§ Given request
Records follow. Select each line holding "числе".

Data entries:
====================
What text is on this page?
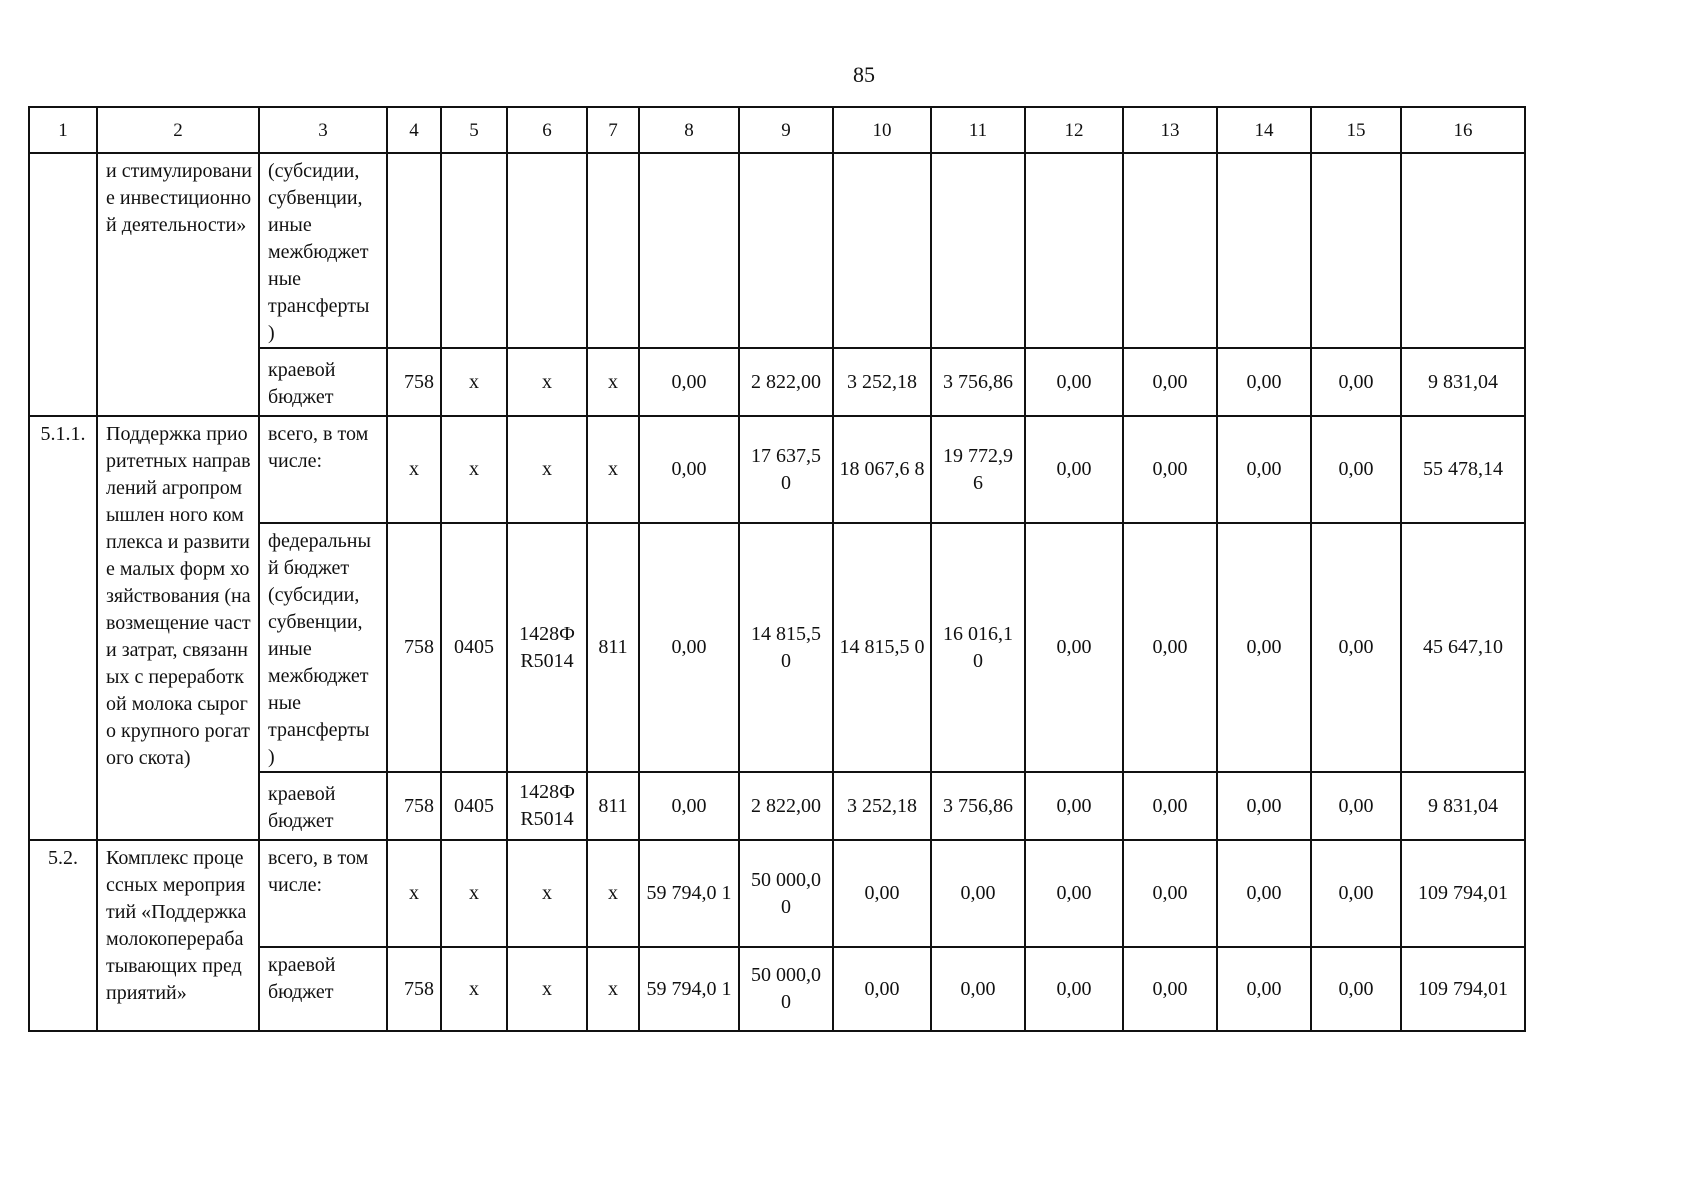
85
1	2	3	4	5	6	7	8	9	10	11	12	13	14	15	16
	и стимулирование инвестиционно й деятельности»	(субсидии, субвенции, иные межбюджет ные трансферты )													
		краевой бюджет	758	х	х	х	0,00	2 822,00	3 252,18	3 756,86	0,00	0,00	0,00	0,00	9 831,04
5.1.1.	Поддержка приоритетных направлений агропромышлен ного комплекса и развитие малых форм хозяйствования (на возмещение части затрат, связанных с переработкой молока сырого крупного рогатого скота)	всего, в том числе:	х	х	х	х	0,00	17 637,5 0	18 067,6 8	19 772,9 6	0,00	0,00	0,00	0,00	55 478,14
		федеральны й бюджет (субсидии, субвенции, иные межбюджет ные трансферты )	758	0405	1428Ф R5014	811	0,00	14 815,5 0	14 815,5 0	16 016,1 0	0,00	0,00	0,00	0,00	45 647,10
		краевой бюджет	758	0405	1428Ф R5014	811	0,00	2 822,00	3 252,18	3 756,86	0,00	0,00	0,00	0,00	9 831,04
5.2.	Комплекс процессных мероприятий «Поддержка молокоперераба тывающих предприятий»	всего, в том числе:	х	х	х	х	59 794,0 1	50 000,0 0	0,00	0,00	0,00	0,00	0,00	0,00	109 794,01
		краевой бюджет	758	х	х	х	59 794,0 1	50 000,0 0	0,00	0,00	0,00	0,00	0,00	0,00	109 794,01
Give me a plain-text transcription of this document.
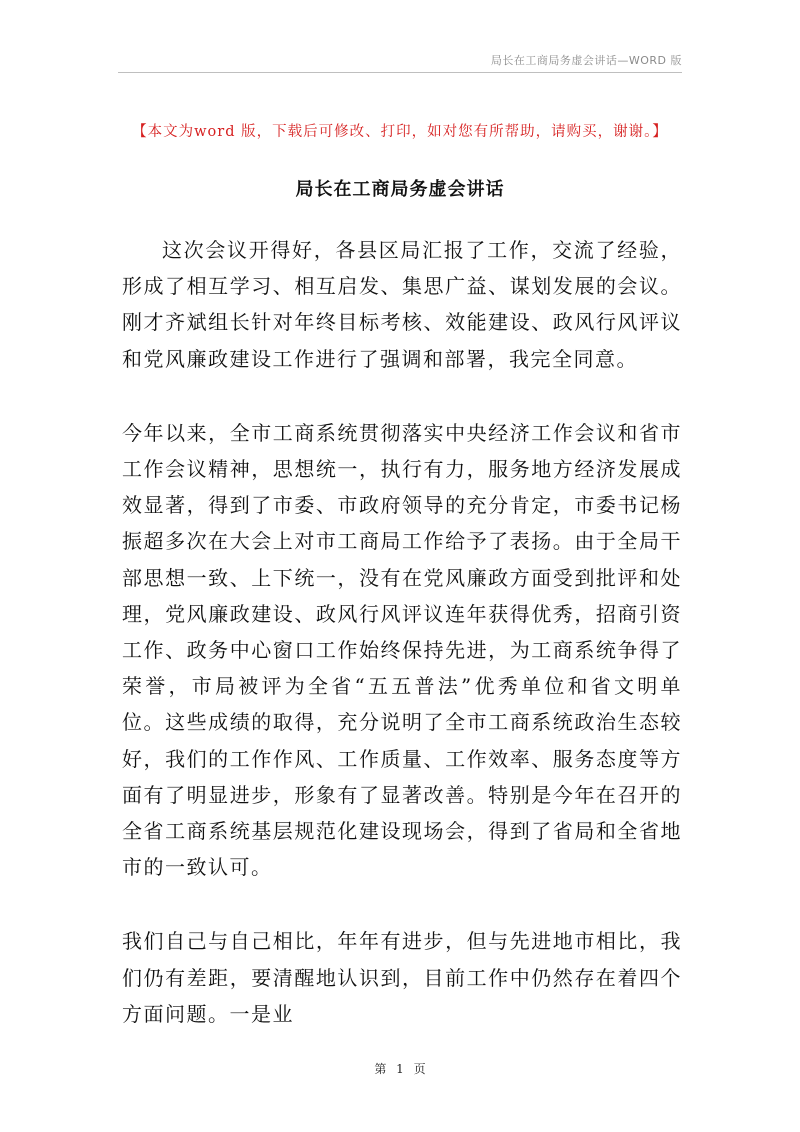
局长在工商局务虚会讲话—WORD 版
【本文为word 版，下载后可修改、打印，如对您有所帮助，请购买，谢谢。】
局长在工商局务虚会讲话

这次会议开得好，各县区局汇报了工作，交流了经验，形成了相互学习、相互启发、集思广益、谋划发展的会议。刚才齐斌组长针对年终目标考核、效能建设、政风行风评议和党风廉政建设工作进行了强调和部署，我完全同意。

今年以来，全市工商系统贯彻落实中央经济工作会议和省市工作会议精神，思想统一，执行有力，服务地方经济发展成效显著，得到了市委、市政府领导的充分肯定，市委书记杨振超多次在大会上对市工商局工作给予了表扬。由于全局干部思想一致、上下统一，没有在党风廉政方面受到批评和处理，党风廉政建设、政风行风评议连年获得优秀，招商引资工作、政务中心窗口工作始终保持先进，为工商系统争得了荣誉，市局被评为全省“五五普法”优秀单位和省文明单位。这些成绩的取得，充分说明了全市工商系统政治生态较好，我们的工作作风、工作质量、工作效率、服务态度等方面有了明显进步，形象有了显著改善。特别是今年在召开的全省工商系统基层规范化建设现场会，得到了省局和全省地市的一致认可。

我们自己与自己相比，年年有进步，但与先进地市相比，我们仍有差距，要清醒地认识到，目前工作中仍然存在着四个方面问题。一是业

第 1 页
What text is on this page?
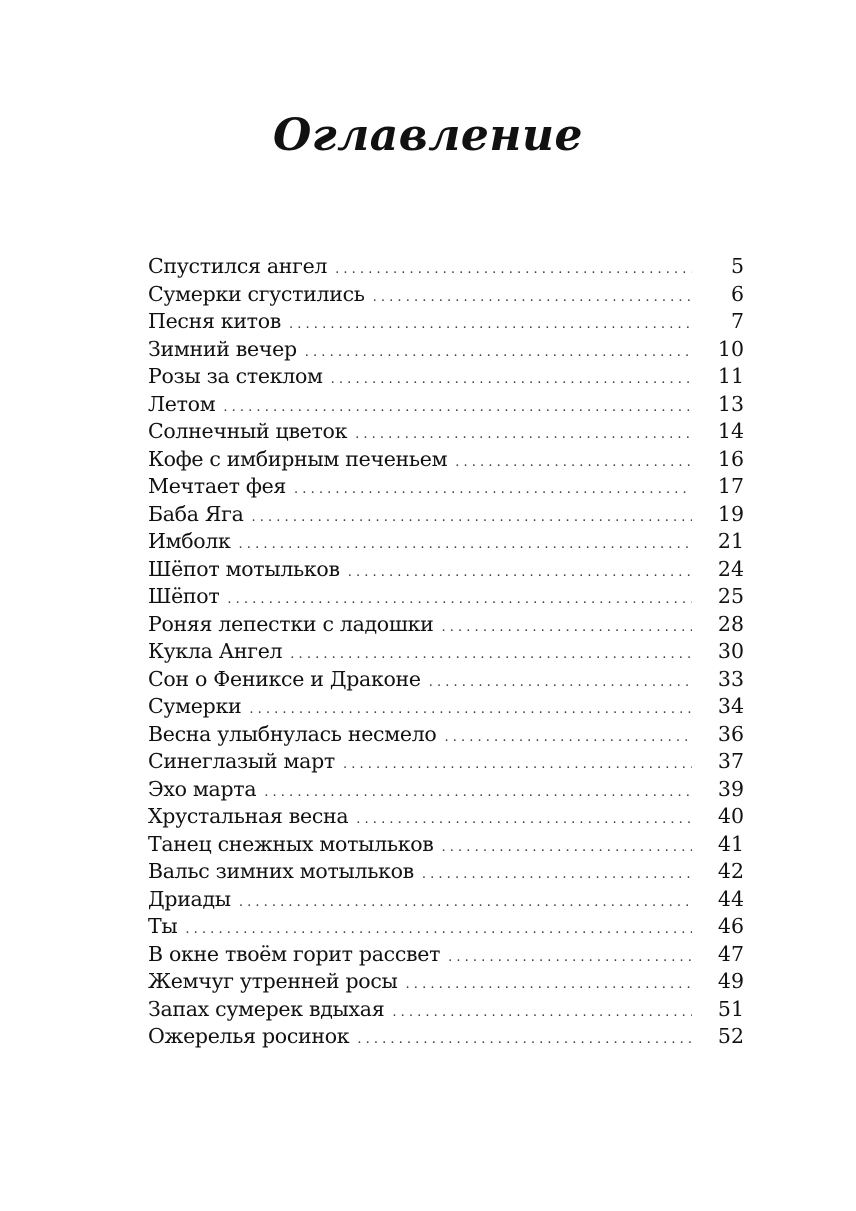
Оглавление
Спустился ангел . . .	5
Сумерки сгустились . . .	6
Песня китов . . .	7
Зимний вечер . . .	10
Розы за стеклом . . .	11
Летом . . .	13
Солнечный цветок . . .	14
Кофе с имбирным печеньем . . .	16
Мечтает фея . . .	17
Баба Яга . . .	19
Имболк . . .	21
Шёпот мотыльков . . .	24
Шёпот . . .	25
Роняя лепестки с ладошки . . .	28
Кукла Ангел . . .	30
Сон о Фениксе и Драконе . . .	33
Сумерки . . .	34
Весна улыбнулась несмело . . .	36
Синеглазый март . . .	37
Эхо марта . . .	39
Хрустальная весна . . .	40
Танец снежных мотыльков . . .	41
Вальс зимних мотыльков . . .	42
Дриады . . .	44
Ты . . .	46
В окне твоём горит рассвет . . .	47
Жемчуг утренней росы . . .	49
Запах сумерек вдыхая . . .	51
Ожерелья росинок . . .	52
====================
§ Right answer
5.1.1.	Поддержка приоритетных направлений агропромышлен ного комплекса и развитие малых форм хозяйствования (на возмещение части затрат, связанных с переработкой молока сырого крупного рогатого скота)	всего, в том числе:	х	х	х	х	0,00	17 637,5 0	18 067,6 8	19 772,9 6	0,00	0,00	0,00	0,00	55 478,14
5.2.	Комплекс процессных мероприятий «Поддержка молокоперераба тывающих предприятий»	всего, в том числе:	х	х	х	х	59 794,0 1	50 000,0 0	0,00	0,00	0,00	0,00	0,00	0,00	109 794,01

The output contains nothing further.